*Directions for this task*: Read the lines that follow and pick out every one containing the word "JSON".

-----

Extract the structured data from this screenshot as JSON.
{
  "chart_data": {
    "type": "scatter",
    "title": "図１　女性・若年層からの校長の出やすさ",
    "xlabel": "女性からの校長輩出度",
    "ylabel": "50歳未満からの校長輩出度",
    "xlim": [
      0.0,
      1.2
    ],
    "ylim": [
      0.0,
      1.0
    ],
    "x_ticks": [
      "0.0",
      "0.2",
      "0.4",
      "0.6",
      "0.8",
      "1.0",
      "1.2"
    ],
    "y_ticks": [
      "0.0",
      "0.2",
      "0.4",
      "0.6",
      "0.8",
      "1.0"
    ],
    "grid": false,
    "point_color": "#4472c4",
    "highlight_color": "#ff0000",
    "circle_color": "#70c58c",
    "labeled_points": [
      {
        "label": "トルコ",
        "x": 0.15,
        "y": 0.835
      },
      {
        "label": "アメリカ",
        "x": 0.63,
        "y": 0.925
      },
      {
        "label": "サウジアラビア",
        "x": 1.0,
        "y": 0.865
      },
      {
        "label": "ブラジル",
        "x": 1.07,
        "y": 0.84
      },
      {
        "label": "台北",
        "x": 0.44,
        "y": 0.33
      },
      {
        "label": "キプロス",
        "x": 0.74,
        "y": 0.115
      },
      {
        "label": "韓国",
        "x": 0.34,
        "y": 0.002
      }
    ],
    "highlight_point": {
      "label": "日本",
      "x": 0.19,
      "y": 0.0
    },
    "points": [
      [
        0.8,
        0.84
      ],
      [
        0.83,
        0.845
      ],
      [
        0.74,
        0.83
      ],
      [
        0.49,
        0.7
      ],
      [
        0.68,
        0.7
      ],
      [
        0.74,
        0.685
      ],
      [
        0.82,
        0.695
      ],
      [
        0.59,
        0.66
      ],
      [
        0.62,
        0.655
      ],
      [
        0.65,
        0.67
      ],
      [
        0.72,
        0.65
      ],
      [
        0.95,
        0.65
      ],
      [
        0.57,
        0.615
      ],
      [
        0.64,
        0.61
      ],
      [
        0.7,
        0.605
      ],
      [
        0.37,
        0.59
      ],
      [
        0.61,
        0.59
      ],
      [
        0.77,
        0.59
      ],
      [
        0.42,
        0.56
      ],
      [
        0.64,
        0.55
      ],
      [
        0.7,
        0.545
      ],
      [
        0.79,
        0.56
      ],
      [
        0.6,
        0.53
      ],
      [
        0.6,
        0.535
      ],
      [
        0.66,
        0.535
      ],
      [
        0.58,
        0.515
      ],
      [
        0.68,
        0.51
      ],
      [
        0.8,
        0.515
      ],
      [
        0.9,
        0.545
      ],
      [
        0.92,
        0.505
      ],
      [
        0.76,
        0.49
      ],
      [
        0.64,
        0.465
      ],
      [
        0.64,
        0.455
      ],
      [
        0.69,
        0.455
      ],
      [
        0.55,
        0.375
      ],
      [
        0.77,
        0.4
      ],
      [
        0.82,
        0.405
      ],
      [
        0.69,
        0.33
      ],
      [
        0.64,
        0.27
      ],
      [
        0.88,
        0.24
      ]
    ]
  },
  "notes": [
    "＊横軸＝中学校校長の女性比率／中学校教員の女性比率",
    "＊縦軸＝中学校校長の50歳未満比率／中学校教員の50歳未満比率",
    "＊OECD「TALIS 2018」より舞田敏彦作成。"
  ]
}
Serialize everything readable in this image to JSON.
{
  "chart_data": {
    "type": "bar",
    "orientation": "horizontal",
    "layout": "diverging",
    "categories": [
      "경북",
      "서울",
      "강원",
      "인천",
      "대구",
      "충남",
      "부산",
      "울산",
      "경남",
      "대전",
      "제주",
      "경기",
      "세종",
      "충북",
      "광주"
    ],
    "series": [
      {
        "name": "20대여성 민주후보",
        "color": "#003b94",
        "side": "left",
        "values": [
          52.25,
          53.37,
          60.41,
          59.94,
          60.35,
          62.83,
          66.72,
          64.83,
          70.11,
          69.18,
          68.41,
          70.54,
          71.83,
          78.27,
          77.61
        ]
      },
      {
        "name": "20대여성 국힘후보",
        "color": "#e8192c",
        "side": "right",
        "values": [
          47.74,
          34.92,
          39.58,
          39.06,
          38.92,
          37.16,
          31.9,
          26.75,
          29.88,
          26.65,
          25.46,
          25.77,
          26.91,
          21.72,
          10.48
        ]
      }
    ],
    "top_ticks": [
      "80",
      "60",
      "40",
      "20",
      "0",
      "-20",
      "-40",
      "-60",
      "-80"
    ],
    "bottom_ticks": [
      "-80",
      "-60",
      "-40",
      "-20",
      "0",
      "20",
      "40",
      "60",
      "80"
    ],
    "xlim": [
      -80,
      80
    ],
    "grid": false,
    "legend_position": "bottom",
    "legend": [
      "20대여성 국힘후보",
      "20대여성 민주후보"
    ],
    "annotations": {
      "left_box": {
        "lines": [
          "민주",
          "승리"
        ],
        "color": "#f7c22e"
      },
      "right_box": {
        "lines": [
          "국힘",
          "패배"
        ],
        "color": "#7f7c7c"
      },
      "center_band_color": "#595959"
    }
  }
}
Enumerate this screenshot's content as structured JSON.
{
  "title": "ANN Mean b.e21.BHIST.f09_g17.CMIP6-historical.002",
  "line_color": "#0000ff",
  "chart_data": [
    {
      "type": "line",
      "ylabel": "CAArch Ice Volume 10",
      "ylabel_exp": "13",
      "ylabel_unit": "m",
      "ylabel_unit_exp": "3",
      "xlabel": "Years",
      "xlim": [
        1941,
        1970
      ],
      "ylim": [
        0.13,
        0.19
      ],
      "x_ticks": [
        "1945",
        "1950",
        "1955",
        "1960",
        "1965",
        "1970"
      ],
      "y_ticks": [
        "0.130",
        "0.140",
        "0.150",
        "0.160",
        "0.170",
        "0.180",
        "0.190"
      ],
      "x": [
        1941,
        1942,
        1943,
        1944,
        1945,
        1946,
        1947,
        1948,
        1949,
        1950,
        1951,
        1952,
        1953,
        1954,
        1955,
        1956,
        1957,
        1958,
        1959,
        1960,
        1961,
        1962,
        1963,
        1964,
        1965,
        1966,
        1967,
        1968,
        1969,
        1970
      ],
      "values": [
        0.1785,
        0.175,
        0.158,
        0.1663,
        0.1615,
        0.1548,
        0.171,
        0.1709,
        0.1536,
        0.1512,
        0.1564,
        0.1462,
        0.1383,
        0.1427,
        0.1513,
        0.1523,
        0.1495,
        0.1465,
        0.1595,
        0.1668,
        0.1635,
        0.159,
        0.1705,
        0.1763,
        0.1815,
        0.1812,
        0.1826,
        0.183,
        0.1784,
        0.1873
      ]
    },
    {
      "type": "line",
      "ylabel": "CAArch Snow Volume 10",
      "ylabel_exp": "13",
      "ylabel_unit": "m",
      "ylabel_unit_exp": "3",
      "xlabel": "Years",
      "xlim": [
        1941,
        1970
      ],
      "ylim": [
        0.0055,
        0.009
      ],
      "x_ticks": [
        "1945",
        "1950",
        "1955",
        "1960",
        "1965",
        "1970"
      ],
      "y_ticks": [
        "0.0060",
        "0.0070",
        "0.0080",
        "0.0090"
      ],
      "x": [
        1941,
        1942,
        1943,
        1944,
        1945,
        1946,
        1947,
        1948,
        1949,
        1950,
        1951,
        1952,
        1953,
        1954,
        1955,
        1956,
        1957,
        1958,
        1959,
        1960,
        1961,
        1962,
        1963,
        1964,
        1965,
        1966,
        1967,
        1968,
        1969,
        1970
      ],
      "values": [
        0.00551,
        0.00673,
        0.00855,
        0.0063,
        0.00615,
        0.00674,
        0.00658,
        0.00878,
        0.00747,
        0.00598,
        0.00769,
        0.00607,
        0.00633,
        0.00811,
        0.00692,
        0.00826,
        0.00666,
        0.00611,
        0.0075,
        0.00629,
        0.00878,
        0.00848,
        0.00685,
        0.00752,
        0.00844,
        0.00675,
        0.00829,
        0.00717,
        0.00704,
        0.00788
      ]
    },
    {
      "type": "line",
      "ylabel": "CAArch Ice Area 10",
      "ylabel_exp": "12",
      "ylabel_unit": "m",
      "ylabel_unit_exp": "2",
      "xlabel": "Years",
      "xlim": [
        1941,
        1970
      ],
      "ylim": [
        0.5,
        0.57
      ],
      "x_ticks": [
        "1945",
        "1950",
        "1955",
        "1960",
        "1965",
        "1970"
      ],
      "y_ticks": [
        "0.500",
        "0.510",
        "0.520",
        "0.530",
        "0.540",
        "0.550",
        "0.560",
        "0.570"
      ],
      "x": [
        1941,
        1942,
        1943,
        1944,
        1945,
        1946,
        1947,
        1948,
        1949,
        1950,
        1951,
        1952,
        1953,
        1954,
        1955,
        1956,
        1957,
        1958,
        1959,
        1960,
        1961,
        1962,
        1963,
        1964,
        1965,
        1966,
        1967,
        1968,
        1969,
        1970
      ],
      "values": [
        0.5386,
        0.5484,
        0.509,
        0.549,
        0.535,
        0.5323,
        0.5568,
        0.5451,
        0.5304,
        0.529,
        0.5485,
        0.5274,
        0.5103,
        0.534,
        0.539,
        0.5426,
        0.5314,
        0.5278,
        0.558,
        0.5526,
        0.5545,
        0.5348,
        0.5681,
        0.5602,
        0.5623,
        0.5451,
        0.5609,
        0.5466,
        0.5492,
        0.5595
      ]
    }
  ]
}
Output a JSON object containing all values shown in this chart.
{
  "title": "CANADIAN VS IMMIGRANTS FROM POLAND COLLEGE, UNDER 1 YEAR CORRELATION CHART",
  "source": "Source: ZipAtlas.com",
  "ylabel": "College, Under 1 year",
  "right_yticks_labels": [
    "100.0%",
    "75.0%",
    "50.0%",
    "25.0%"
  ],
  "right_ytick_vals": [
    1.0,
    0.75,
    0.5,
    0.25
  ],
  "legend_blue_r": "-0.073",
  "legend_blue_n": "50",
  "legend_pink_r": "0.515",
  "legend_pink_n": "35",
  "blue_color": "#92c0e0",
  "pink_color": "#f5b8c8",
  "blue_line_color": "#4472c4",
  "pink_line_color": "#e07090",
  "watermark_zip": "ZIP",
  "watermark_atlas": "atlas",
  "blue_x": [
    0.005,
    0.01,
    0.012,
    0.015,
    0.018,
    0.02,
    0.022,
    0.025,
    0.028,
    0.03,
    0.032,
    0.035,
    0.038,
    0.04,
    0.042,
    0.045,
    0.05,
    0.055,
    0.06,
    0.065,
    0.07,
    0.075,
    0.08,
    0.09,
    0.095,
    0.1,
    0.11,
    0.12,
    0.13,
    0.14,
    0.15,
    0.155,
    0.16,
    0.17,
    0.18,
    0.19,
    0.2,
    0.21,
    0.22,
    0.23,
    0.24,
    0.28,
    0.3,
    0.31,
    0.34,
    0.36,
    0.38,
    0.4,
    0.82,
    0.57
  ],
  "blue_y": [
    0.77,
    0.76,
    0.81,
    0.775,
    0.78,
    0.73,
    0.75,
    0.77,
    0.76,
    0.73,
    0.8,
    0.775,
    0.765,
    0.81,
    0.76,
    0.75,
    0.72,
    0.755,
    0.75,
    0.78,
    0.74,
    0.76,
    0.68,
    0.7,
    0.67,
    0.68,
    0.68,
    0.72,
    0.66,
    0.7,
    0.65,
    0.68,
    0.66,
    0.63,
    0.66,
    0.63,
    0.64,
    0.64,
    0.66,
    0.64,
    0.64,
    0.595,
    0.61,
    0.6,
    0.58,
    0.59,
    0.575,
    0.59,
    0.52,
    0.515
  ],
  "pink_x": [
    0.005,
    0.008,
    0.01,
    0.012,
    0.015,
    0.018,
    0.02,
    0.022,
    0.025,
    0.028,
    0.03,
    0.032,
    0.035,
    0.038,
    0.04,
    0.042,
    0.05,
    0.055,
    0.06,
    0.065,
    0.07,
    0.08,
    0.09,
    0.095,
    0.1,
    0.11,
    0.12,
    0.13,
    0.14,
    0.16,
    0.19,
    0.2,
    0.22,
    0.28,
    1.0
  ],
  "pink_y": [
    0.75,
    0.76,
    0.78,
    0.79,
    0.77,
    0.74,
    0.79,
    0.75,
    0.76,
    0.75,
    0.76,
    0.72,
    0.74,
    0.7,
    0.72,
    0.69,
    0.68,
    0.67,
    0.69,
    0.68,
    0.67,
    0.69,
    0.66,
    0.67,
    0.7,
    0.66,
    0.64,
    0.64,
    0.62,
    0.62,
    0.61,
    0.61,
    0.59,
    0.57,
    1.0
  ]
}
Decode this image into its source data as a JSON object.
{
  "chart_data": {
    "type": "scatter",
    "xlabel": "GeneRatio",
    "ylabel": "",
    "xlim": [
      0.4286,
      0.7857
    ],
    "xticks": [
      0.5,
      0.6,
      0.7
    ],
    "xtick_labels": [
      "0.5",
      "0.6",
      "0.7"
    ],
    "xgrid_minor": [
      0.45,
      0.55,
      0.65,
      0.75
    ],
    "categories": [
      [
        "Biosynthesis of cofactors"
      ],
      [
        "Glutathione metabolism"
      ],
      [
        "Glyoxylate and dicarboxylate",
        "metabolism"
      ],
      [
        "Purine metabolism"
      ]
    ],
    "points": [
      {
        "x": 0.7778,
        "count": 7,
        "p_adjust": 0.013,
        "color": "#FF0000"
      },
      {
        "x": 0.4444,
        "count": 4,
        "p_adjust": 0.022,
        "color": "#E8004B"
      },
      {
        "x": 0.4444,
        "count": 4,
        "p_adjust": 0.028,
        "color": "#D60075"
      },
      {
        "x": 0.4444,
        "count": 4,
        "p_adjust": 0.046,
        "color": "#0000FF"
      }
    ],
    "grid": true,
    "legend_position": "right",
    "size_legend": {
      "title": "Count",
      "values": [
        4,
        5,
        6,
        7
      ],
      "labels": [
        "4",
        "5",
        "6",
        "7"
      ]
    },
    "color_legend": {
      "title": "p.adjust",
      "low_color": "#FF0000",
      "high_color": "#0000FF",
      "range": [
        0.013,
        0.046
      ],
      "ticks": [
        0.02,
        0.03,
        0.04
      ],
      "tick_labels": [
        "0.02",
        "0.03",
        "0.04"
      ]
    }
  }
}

-----

*Response*:
Extract the structured data from this screenshot as JSON.
Serialize everything readable in this image to JSON.
Enumerate this screenshot's content as structured JSON.
Output a JSON object containing all values shown in this chart.
Decode this image into its source data as a JSON object.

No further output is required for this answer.